**Required task**. Please transcribe the records precisely; pictures stay out of your copy.

(Records that describe figures)
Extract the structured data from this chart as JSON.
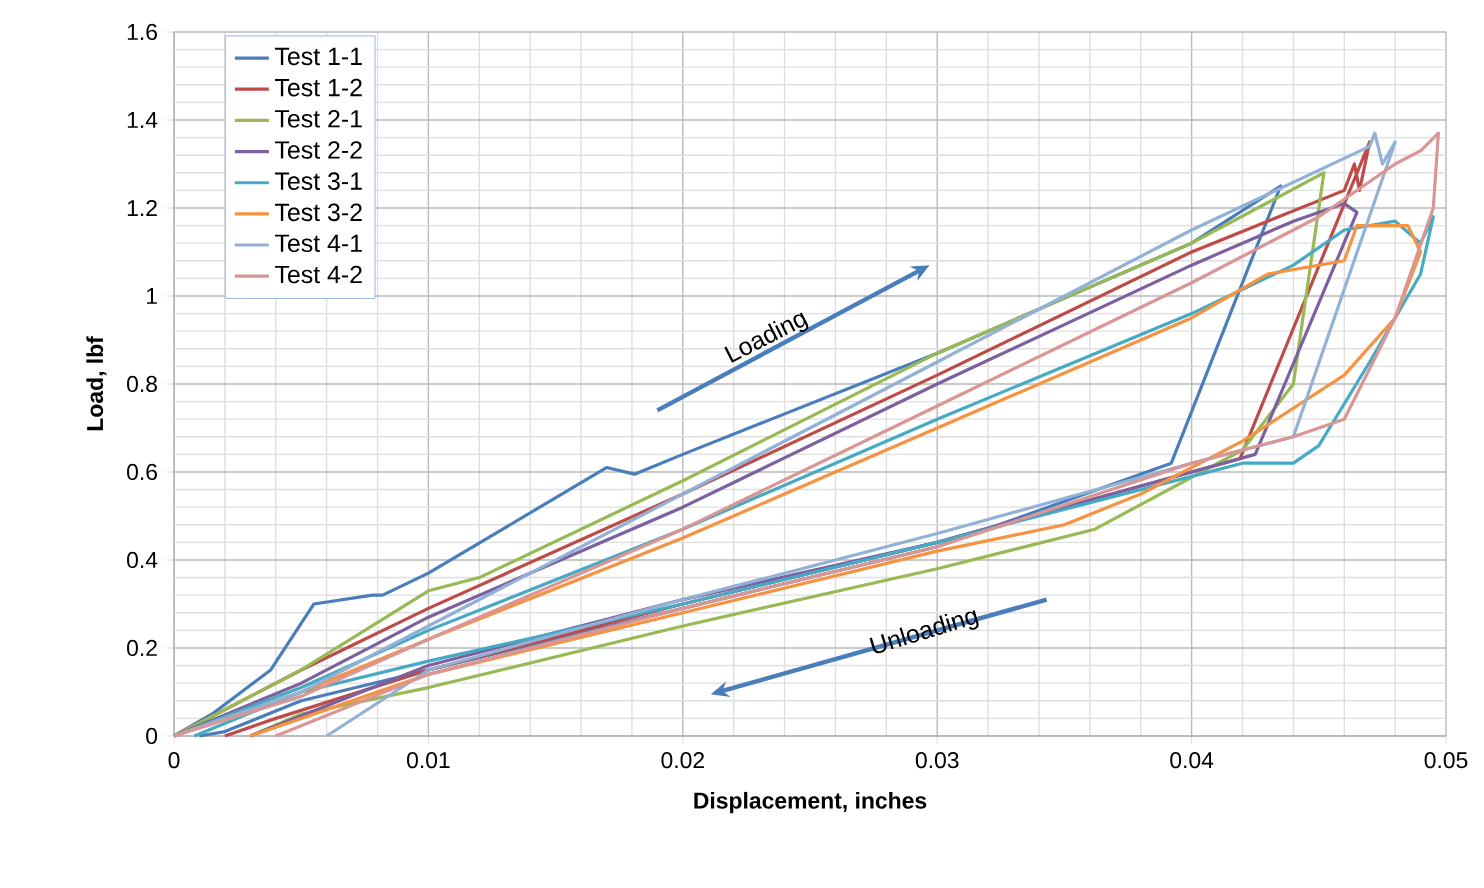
{
  "chart_data": {
    "type": "line",
    "xlabel": "Displacement, inches",
    "ylabel": "Load, lbf",
    "xlim": [
      0,
      0.05
    ],
    "ylim": [
      0,
      1.6
    ],
    "xticks": [
      0,
      0.01,
      0.02,
      0.03,
      0.04,
      0.05
    ],
    "yticks": [
      0,
      0.2,
      0.4,
      0.6,
      0.8,
      1,
      1.2,
      1.4,
      1.6
    ],
    "grid": true,
    "legend": "top left",
    "annotations": [
      "Loading",
      "Unloading"
    ],
    "series": [
      {
        "name": "Test 1-1",
        "color": "#4a7ebb",
        "x": [
          0,
          0.0015,
          0.0038,
          0.0055,
          0.0078,
          0.0082,
          0.01,
          0.017,
          0.0181,
          0.02,
          0.03,
          0.04,
          0.0435,
          0.0392,
          0.03,
          0.02,
          0.01,
          0.005,
          0.002,
          0.001
        ],
        "values": [
          0,
          0.05,
          0.15,
          0.3,
          0.32,
          0.32,
          0.37,
          0.61,
          0.595,
          0.64,
          0.87,
          1.12,
          1.25,
          0.62,
          0.43,
          0.29,
          0.15,
          0.08,
          0.01,
          0
        ]
      },
      {
        "name": "Test 1-2",
        "color": "#be4b48",
        "x": [
          0,
          0.005,
          0.01,
          0.02,
          0.03,
          0.04,
          0.046,
          0.0464,
          0.0466,
          0.047,
          0.0419,
          0.04,
          0.03,
          0.02,
          0.01,
          0.004,
          0.002
        ],
        "values": [
          0,
          0.15,
          0.29,
          0.55,
          0.82,
          1.1,
          1.24,
          1.3,
          1.24,
          1.35,
          0.63,
          0.6,
          0.44,
          0.3,
          0.15,
          0.04,
          0
        ]
      },
      {
        "name": "Test 2-1",
        "color": "#98b954",
        "x": [
          0,
          0.005,
          0.01,
          0.012,
          0.02,
          0.03,
          0.04,
          0.0452,
          0.044,
          0.042,
          0.0362,
          0.03,
          0.02,
          0.01,
          0.005,
          0.003
        ],
        "values": [
          0,
          0.15,
          0.33,
          0.36,
          0.58,
          0.87,
          1.12,
          1.28,
          0.8,
          0.65,
          0.47,
          0.38,
          0.25,
          0.11,
          0.05,
          0
        ]
      },
      {
        "name": "Test 2-2",
        "color": "#7d60a0",
        "x": [
          0,
          0.005,
          0.01,
          0.02,
          0.03,
          0.04,
          0.044,
          0.046,
          0.0465,
          0.0425,
          0.04,
          0.03,
          0.02,
          0.01,
          0.003
        ],
        "values": [
          0,
          0.12,
          0.27,
          0.52,
          0.8,
          1.07,
          1.17,
          1.21,
          1.19,
          0.64,
          0.6,
          0.44,
          0.31,
          0.16,
          0
        ]
      },
      {
        "name": "Test 3-1",
        "color": "#46aac5",
        "x": [
          0,
          0.005,
          0.01,
          0.02,
          0.03,
          0.04,
          0.044,
          0.046,
          0.048,
          0.049,
          0.0495,
          0.049,
          0.047,
          0.045,
          0.044,
          0.042,
          0.04,
          0.03,
          0.02,
          0.01,
          0.005,
          0.0008
        ],
        "values": [
          0,
          0.11,
          0.24,
          0.47,
          0.72,
          0.96,
          1.07,
          1.15,
          1.17,
          1.12,
          1.18,
          1.05,
          0.85,
          0.66,
          0.62,
          0.62,
          0.59,
          0.44,
          0.3,
          0.17,
          0.1,
          0
        ]
      },
      {
        "name": "Test 3-2",
        "color": "#f69240",
        "x": [
          0,
          0.005,
          0.01,
          0.02,
          0.03,
          0.04,
          0.043,
          0.046,
          0.0465,
          0.0485,
          0.049,
          0.048,
          0.046,
          0.042,
          0.038,
          0.035,
          0.03,
          0.02,
          0.01,
          0.003
        ],
        "values": [
          0,
          0.1,
          0.22,
          0.45,
          0.7,
          0.95,
          1.05,
          1.08,
          1.16,
          1.16,
          1.1,
          0.95,
          0.82,
          0.67,
          0.55,
          0.48,
          0.42,
          0.28,
          0.14,
          0
        ]
      },
      {
        "name": "Test 4-1",
        "color": "#92b1d6",
        "x": [
          0,
          0.005,
          0.01,
          0.02,
          0.03,
          0.04,
          0.047,
          0.0472,
          0.0475,
          0.048,
          0.044,
          0.04,
          0.03,
          0.02,
          0.01,
          0.006
        ],
        "values": [
          0,
          0.1,
          0.25,
          0.55,
          0.85,
          1.15,
          1.34,
          1.37,
          1.3,
          1.35,
          0.68,
          0.62,
          0.46,
          0.31,
          0.15,
          0
        ]
      },
      {
        "name": "Test 4-2",
        "color": "#d99694",
        "x": [
          0,
          0.005,
          0.01,
          0.02,
          0.03,
          0.04,
          0.045,
          0.048,
          0.049,
          0.0497,
          0.0495,
          0.048,
          0.046,
          0.044,
          0.04,
          0.03,
          0.02,
          0.01,
          0.004
        ],
        "values": [
          0,
          0.09,
          0.22,
          0.47,
          0.75,
          1.03,
          1.18,
          1.3,
          1.33,
          1.37,
          1.2,
          0.95,
          0.72,
          0.68,
          0.62,
          0.43,
          0.29,
          0.14,
          0
        ]
      }
    ]
  }
}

**Answer to the exercise**.
Extract the structured data from this chart as JSON.
{
  "chart_data": {
    "type": "line",
    "xlabel": "Displacement, inches",
    "ylabel": "Load, lbf",
    "xlim": [
      0,
      0.05
    ],
    "ylim": [
      0,
      1.6
    ],
    "xticks": [
      0,
      0.01,
      0.02,
      0.03,
      0.04,
      0.05
    ],
    "yticks": [
      0,
      0.2,
      0.4,
      0.6,
      0.8,
      1,
      1.2,
      1.4,
      1.6
    ],
    "grid": true,
    "legend": "top left",
    "annotations": [
      "Loading",
      "Unloading"
    ],
    "series": [
      {
        "name": "Test 1-1",
        "color": "#4a7ebb",
        "x": [
          0,
          0.0015,
          0.0038,
          0.0055,
          0.0078,
          0.0082,
          0.01,
          0.017,
          0.0181,
          0.02,
          0.03,
          0.04,
          0.0435,
          0.0392,
          0.03,
          0.02,
          0.01,
          0.005,
          0.002,
          0.001
        ],
        "values": [
          0,
          0.05,
          0.15,
          0.3,
          0.32,
          0.32,
          0.37,
          0.61,
          0.595,
          0.64,
          0.87,
          1.12,
          1.25,
          0.62,
          0.43,
          0.29,
          0.15,
          0.08,
          0.01,
          0
        ]
      },
      {
        "name": "Test 1-2",
        "color": "#be4b48",
        "x": [
          0,
          0.005,
          0.01,
          0.02,
          0.03,
          0.04,
          0.046,
          0.0464,
          0.0466,
          0.047,
          0.0419,
          0.04,
          0.03,
          0.02,
          0.01,
          0.004,
          0.002
        ],
        "values": [
          0,
          0.15,
          0.29,
          0.55,
          0.82,
          1.1,
          1.24,
          1.3,
          1.24,
          1.35,
          0.63,
          0.6,
          0.44,
          0.3,
          0.15,
          0.04,
          0
        ]
      },
      {
        "name": "Test 2-1",
        "color": "#98b954",
        "x": [
          0,
          0.005,
          0.01,
          0.012,
          0.02,
          0.03,
          0.04,
          0.0452,
          0.044,
          0.042,
          0.0362,
          0.03,
          0.02,
          0.01,
          0.005,
          0.003
        ],
        "values": [
          0,
          0.15,
          0.33,
          0.36,
          0.58,
          0.87,
          1.12,
          1.28,
          0.8,
          0.65,
          0.47,
          0.38,
          0.25,
          0.11,
          0.05,
          0
        ]
      },
      {
        "name": "Test 2-2",
        "color": "#7d60a0",
        "x": [
          0,
          0.005,
          0.01,
          0.02,
          0.03,
          0.04,
          0.044,
          0.046,
          0.0465,
          0.0425,
          0.04,
          0.03,
          0.02,
          0.01,
          0.003
        ],
        "values": [
          0,
          0.12,
          0.27,
          0.52,
          0.8,
          1.07,
          1.17,
          1.21,
          1.19,
          0.64,
          0.6,
          0.44,
          0.31,
          0.16,
          0
        ]
      },
      {
        "name": "Test 3-1",
        "color": "#46aac5",
        "x": [
          0,
          0.005,
          0.01,
          0.02,
          0.03,
          0.04,
          0.044,
          0.046,
          0.048,
          0.049,
          0.0495,
          0.049,
          0.047,
          0.045,
          0.044,
          0.042,
          0.04,
          0.03,
          0.02,
          0.01,
          0.005,
          0.0008
        ],
        "values": [
          0,
          0.11,
          0.24,
          0.47,
          0.72,
          0.96,
          1.07,
          1.15,
          1.17,
          1.12,
          1.18,
          1.05,
          0.85,
          0.66,
          0.62,
          0.62,
          0.59,
          0.44,
          0.3,
          0.17,
          0.1,
          0
        ]
      },
      {
        "name": "Test 3-2",
        "color": "#f69240",
        "x": [
          0,
          0.005,
          0.01,
          0.02,
          0.03,
          0.04,
          0.043,
          0.046,
          0.0465,
          0.0485,
          0.049,
          0.048,
          0.046,
          0.042,
          0.038,
          0.035,
          0.03,
          0.02,
          0.01,
          0.003
        ],
        "values": [
          0,
          0.1,
          0.22,
          0.45,
          0.7,
          0.95,
          1.05,
          1.08,
          1.16,
          1.16,
          1.1,
          0.95,
          0.82,
          0.67,
          0.55,
          0.48,
          0.42,
          0.28,
          0.14,
          0
        ]
      },
      {
        "name": "Test 4-1",
        "color": "#92b1d6",
        "x": [
          0,
          0.005,
          0.01,
          0.02,
          0.03,
          0.04,
          0.047,
          0.0472,
          0.0475,
          0.048,
          0.044,
          0.04,
          0.03,
          0.02,
          0.01,
          0.006
        ],
        "values": [
          0,
          0.1,
          0.25,
          0.55,
          0.85,
          1.15,
          1.34,
          1.37,
          1.3,
          1.35,
          0.68,
          0.62,
          0.46,
          0.31,
          0.15,
          0
        ]
      },
      {
        "name": "Test 4-2",
        "color": "#d99694",
        "x": [
          0,
          0.005,
          0.01,
          0.02,
          0.03,
          0.04,
          0.045,
          0.048,
          0.049,
          0.0497,
          0.0495,
          0.048,
          0.046,
          0.044,
          0.04,
          0.03,
          0.02,
          0.01,
          0.004
        ],
        "values": [
          0,
          0.09,
          0.22,
          0.47,
          0.75,
          1.03,
          1.18,
          1.3,
          1.33,
          1.37,
          1.2,
          0.95,
          0.72,
          0.68,
          0.62,
          0.43,
          0.29,
          0.14,
          0
        ]
      }
    ]
  }
}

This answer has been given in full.